RECORDS PROVIDED:
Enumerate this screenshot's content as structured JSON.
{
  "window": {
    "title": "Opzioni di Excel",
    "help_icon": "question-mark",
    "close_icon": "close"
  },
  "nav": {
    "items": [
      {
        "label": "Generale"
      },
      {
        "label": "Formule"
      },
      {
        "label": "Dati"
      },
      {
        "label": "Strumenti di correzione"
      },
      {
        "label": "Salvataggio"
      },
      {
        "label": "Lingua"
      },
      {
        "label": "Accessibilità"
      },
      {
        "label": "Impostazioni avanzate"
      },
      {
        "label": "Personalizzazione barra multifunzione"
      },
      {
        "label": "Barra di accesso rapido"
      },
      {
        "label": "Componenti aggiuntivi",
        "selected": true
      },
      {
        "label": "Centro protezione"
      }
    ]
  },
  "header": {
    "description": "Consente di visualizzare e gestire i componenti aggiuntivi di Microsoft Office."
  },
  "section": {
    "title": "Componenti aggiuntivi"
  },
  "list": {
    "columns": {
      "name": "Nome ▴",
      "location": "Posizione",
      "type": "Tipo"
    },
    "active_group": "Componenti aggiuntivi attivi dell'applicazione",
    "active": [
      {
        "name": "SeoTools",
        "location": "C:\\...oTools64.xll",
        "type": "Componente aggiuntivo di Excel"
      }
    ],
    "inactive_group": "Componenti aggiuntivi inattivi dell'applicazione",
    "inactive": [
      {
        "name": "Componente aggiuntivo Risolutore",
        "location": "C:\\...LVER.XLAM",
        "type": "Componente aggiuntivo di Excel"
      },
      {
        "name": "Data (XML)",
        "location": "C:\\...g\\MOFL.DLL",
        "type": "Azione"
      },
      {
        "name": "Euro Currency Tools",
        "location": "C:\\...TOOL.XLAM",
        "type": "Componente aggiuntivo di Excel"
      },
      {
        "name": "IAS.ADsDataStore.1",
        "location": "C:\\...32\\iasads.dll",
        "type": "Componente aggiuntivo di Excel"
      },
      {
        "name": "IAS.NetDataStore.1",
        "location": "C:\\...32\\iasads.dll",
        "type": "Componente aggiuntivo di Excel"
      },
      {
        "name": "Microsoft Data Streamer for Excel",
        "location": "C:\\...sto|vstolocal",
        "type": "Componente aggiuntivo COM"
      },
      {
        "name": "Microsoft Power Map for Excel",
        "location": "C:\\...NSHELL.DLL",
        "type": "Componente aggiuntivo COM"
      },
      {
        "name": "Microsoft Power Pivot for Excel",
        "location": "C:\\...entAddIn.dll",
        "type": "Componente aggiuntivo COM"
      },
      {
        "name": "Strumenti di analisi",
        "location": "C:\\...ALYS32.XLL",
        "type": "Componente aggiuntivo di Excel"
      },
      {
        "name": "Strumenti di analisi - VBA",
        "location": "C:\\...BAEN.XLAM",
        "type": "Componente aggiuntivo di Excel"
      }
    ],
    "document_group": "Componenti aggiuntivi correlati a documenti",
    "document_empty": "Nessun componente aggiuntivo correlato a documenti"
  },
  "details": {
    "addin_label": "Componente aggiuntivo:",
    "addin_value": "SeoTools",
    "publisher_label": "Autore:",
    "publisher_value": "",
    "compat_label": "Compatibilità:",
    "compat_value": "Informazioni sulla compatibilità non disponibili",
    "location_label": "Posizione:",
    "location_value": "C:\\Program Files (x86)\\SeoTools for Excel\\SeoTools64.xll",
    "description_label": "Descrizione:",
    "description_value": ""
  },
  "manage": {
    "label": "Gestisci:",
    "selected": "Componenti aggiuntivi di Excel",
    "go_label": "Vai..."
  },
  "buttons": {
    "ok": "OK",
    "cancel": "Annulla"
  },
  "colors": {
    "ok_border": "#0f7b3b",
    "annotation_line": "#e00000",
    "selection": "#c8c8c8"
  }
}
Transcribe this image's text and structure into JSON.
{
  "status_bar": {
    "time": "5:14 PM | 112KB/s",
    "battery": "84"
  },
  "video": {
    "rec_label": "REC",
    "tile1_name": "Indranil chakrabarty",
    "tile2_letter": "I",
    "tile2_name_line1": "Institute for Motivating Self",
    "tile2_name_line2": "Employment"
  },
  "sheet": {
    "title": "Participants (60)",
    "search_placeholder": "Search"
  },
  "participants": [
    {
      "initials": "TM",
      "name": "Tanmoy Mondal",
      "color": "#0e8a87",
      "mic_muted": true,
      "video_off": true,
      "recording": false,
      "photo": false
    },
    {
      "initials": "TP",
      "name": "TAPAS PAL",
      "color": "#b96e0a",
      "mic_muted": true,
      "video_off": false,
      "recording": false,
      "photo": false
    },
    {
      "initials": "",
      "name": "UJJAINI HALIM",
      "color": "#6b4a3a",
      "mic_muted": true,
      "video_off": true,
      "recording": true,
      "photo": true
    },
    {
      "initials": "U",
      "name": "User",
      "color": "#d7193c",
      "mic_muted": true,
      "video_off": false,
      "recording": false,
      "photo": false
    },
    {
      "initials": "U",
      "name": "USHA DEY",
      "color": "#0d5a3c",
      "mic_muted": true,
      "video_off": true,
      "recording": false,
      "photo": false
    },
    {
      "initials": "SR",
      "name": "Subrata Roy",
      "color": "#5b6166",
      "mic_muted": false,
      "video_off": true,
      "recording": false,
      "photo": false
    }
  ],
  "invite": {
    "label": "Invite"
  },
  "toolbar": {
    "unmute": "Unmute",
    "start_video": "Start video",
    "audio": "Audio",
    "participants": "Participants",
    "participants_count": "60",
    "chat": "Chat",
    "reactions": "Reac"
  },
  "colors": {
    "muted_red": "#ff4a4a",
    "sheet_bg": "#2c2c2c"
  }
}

WHAT YOU ARE ASKED TO DO: From the line that contains "Transcribe this image's" to the last line of the material above, repeat every line exactly, keeping both the first and the last.

OUTPUT OF THE EXERCISE:
Transcribe this image's text and structure into JSON.
{
  "status_bar": {
    "time": "5:14 PM | 112KB/s",
    "battery": "84"
  },
  "video": {
    "rec_label": "REC",
    "tile1_name": "Indranil chakrabarty",
    "tile2_letter": "I",
    "tile2_name_line1": "Institute for Motivating Self",
    "tile2_name_line2": "Employment"
  },
  "sheet": {
    "title": "Participants (60)",
    "search_placeholder": "Search"
  },
  "participants": [
    {
      "initials": "TM",
      "name": "Tanmoy Mondal",
      "color": "#0e8a87",
      "mic_muted": true,
      "video_off": true,
      "recording": false,
      "photo": false
    },
    {
      "initials": "TP",
      "name": "TAPAS PAL",
      "color": "#b96e0a",
      "mic_muted": true,
      "video_off": false,
      "recording": false,
      "photo": false
    },
    {
      "initials": "",
      "name": "UJJAINI HALIM",
      "color": "#6b4a3a",
      "mic_muted": true,
      "video_off": true,
      "recording": true,
      "photo": true
    },
    {
      "initials": "U",
      "name": "User",
      "color": "#d7193c",
      "mic_muted": true,
      "video_off": false,
      "recording": false,
      "photo": false
    },
    {
      "initials": "U",
      "name": "USHA DEY",
      "color": "#0d5a3c",
      "mic_muted": true,
      "video_off": true,
      "recording": false,
      "photo": false
    },
    {
      "initials": "SR",
      "name": "Subrata Roy",
      "color": "#5b6166",
      "mic_muted": false,
      "video_off": true,
      "recording": false,
      "photo": false
    }
  ],
  "invite": {
    "label": "Invite"
  },
  "toolbar": {
    "unmute": "Unmute",
    "start_video": "Start video",
    "audio": "Audio",
    "participants": "Participants",
    "participants_count": "60",
    "chat": "Chat",
    "reactions": "Reac"
  },
  "colors": {
    "muted_red": "#ff4a4a",
    "sheet_bg": "#2c2c2c"
  }
}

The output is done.